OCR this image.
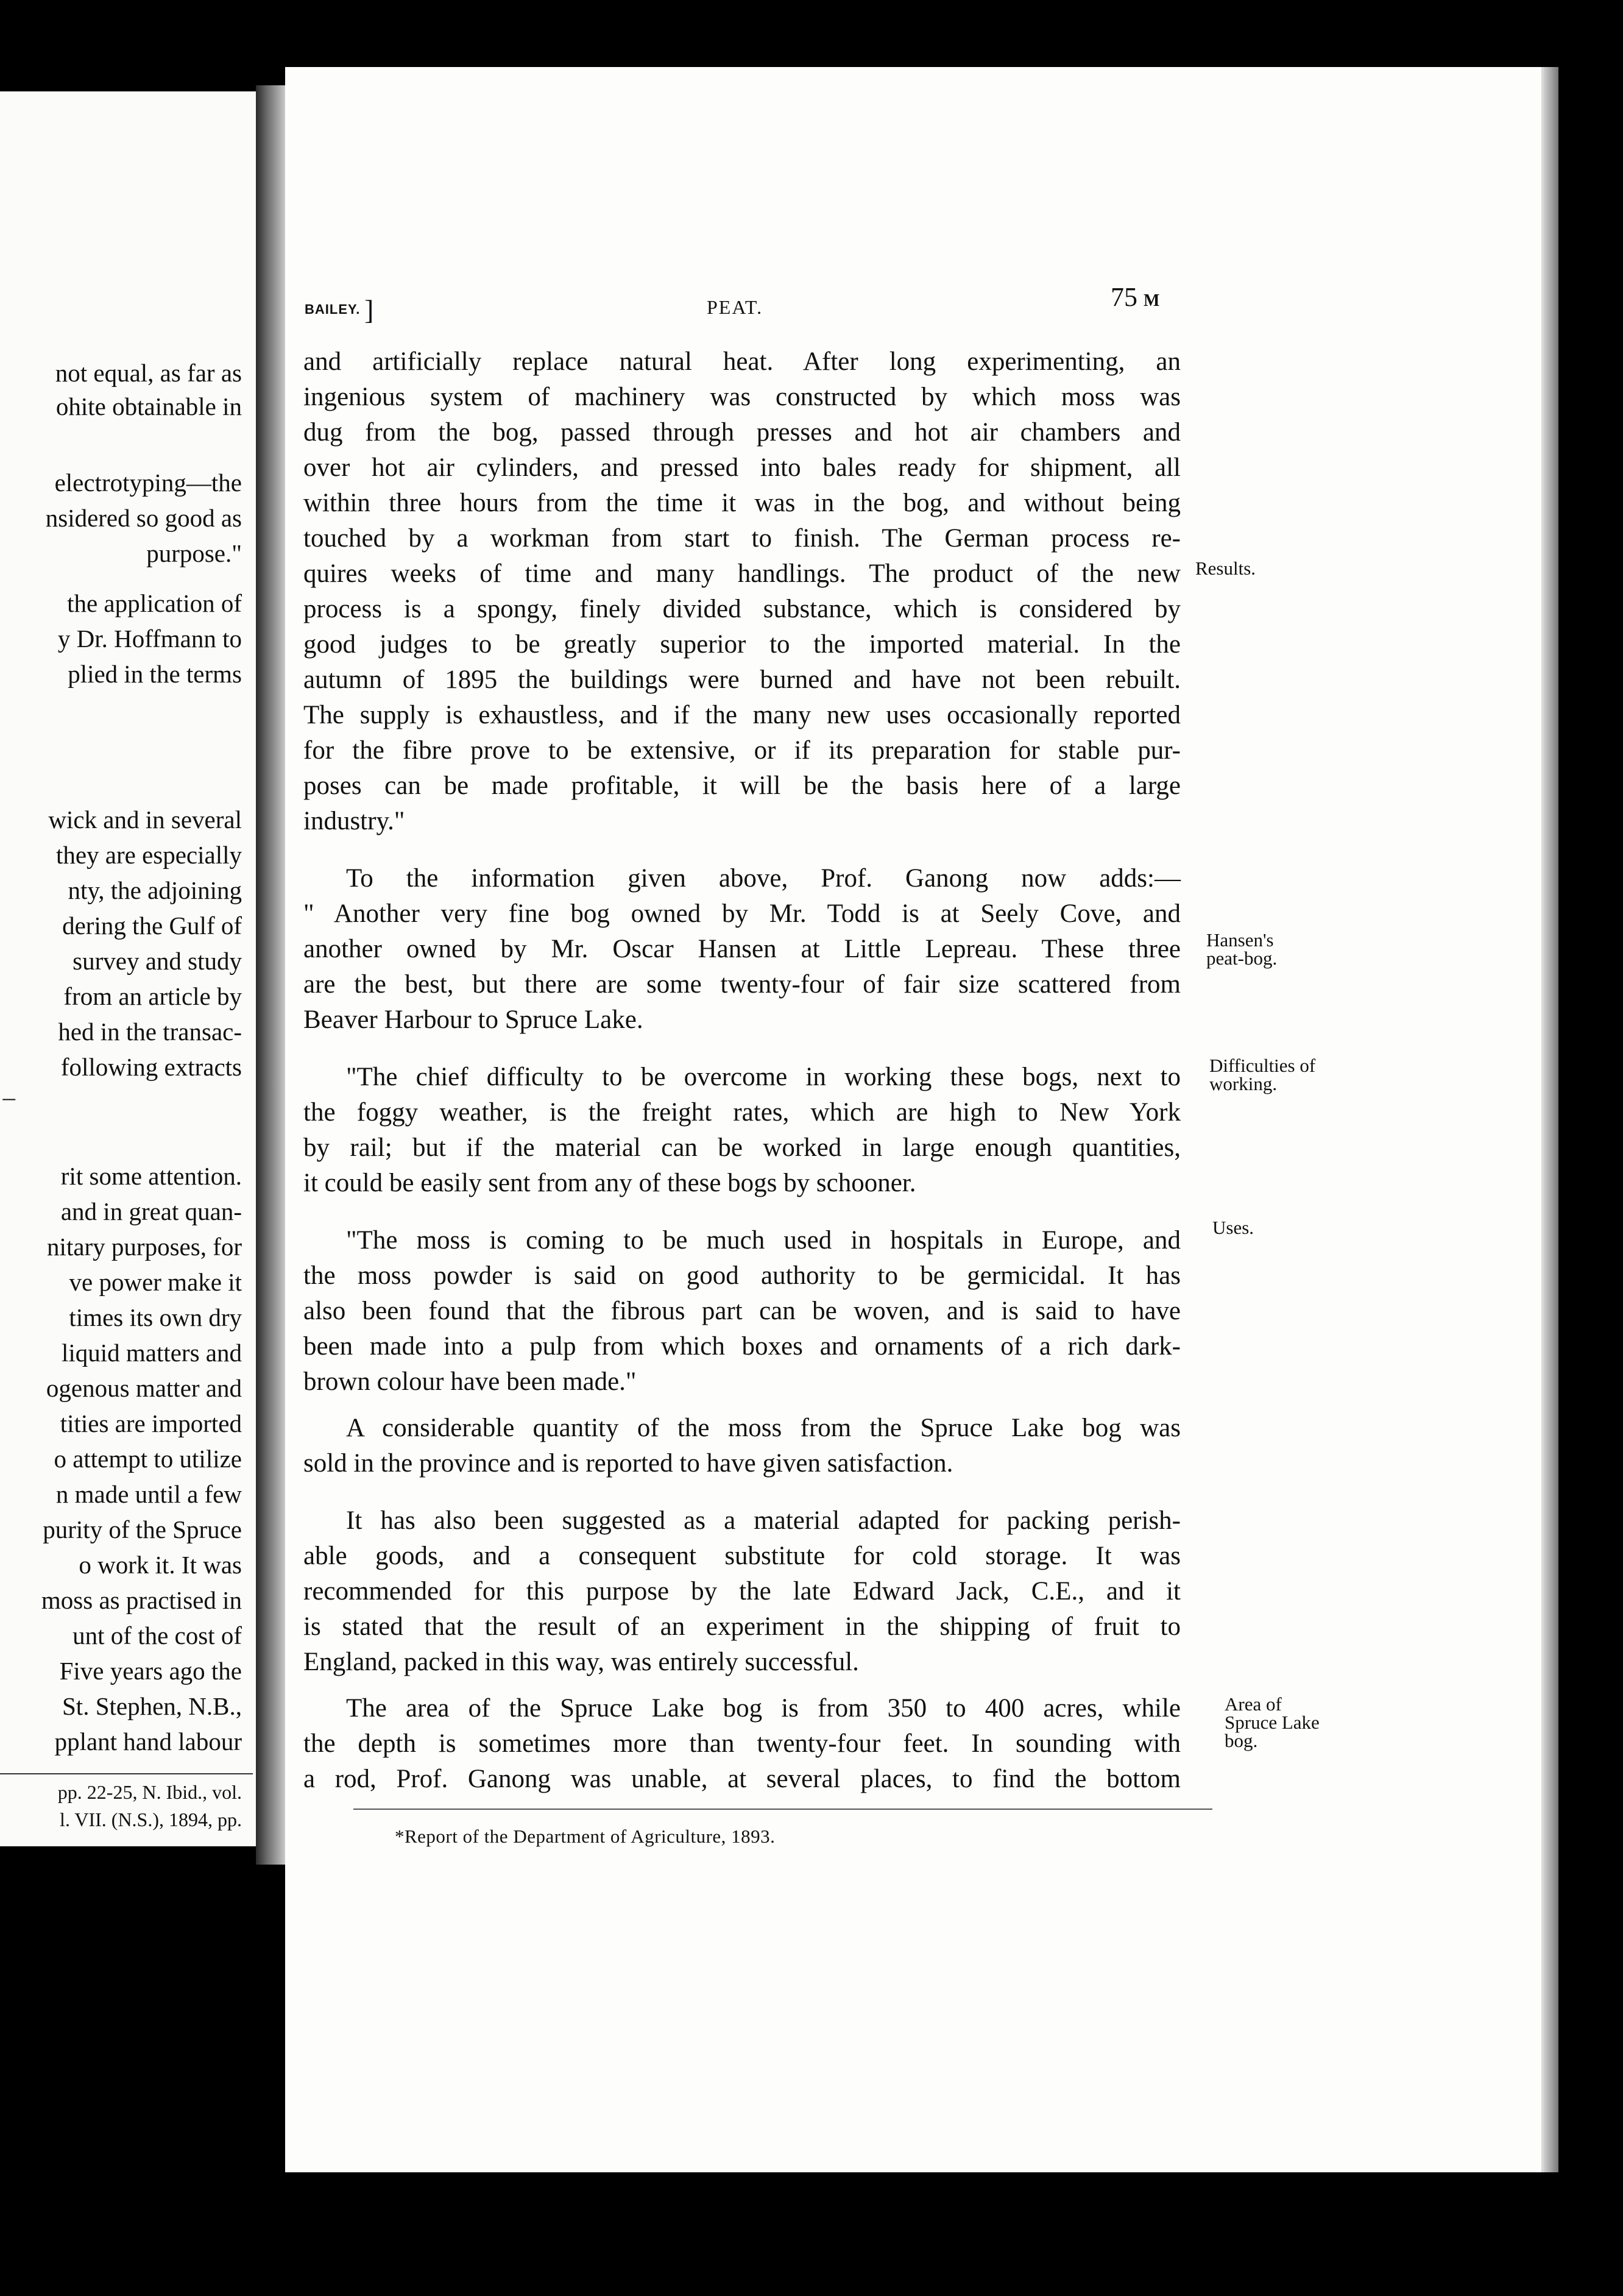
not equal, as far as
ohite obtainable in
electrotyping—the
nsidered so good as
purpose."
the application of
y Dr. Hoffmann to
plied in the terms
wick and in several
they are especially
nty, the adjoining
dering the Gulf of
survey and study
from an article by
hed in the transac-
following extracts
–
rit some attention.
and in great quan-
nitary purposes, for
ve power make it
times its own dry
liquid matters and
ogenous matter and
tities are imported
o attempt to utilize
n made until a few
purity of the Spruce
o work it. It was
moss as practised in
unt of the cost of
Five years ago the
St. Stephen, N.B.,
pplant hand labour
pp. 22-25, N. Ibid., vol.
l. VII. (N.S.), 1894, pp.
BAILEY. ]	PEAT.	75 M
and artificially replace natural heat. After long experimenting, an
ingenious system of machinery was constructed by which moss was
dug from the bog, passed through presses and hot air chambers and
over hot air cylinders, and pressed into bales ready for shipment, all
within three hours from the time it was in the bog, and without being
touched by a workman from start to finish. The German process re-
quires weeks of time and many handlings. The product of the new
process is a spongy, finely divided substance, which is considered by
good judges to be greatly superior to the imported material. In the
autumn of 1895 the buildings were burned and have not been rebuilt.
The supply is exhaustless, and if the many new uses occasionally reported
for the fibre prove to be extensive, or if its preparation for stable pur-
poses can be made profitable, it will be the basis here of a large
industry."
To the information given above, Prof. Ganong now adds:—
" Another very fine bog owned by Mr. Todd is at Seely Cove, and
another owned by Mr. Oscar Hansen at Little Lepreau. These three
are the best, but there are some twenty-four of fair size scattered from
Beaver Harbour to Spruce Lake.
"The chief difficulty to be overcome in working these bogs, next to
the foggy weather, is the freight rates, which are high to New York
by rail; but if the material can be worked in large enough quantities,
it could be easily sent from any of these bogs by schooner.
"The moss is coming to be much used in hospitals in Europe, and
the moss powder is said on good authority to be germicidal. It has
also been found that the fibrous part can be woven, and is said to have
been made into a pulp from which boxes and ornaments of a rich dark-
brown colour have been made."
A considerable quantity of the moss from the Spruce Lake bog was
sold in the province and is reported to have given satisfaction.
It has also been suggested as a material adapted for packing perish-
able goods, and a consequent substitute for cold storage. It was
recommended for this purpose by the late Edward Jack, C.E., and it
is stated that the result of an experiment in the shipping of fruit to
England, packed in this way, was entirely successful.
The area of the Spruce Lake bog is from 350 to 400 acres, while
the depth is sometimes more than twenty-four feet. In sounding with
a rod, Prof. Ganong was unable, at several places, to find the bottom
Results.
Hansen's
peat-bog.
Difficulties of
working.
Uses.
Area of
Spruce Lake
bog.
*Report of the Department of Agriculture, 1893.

WHAT IS BEING ASKED
Print all of the records shown above exactly, leaving out each picture.

OUTPUT OF THE EXERCISE
OCR this image.
not equal, as far as
ohite obtainable in
electrotyping—the
nsidered so good as
purpose."
the application of
y Dr. Hoffmann to
plied in the terms
wick and in several
they are especially
nty, the adjoining
dering the Gulf of
survey and study
from an article by
hed in the transac-
following extracts
–
rit some attention.
and in great quan-
nitary purposes, for
ve power make it
times its own dry
liquid matters and
ogenous matter and
tities are imported
o attempt to utilize
n made until a few
purity of the Spruce
o work it. It was
moss as practised in
unt of the cost of
Five years ago the
St. Stephen, N.B.,
pplant hand labour
pp. 22-25, N. Ibid., vol.
l. VII. (N.S.), 1894, pp.
BAILEY. ]	PEAT.	75 M
and artificially replace natural heat. After long experimenting, an
ingenious system of machinery was constructed by which moss was
dug from the bog, passed through presses and hot air chambers and
over hot air cylinders, and pressed into bales ready for shipment, all
within three hours from the time it was in the bog, and without being
touched by a workman from start to finish. The German process re-
quires weeks of time and many handlings. The product of the new
process is a spongy, finely divided substance, which is considered by
good judges to be greatly superior to the imported material. In the
autumn of 1895 the buildings were burned and have not been rebuilt.
The supply is exhaustless, and if the many new uses occasionally reported
for the fibre prove to be extensive, or if its preparation for stable pur-
poses can be made profitable, it will be the basis here of a large
industry."
To the information given above, Prof. Ganong now adds:—
" Another very fine bog owned by Mr. Todd is at Seely Cove, and
another owned by Mr. Oscar Hansen at Little Lepreau. These three
are the best, but there are some twenty-four of fair size scattered from
Beaver Harbour to Spruce Lake.
"The chief difficulty to be overcome in working these bogs, next to
the foggy weather, is the freight rates, which are high to New York
by rail; but if the material can be worked in large enough quantities,
it could be easily sent from any of these bogs by schooner.
"The moss is coming to be much used in hospitals in Europe, and
the moss powder is said on good authority to be germicidal. It has
also been found that the fibrous part can be woven, and is said to have
been made into a pulp from which boxes and ornaments of a rich dark-
brown colour have been made."
A considerable quantity of the moss from the Spruce Lake bog was
sold in the province and is reported to have given satisfaction.
It has also been suggested as a material adapted for packing perish-
able goods, and a consequent substitute for cold storage. It was
recommended for this purpose by the late Edward Jack, C.E., and it
is stated that the result of an experiment in the shipping of fruit to
England, packed in this way, was entirely successful.
The area of the Spruce Lake bog is from 350 to 400 acres, while
the depth is sometimes more than twenty-four feet. In sounding with
a rod, Prof. Ganong was unable, at several places, to find the bottom
Results.
Hansen's
peat-bog.
Difficulties of
working.
Uses.
Area of
Spruce Lake
bog.
*Report of the Department of Agriculture, 1893.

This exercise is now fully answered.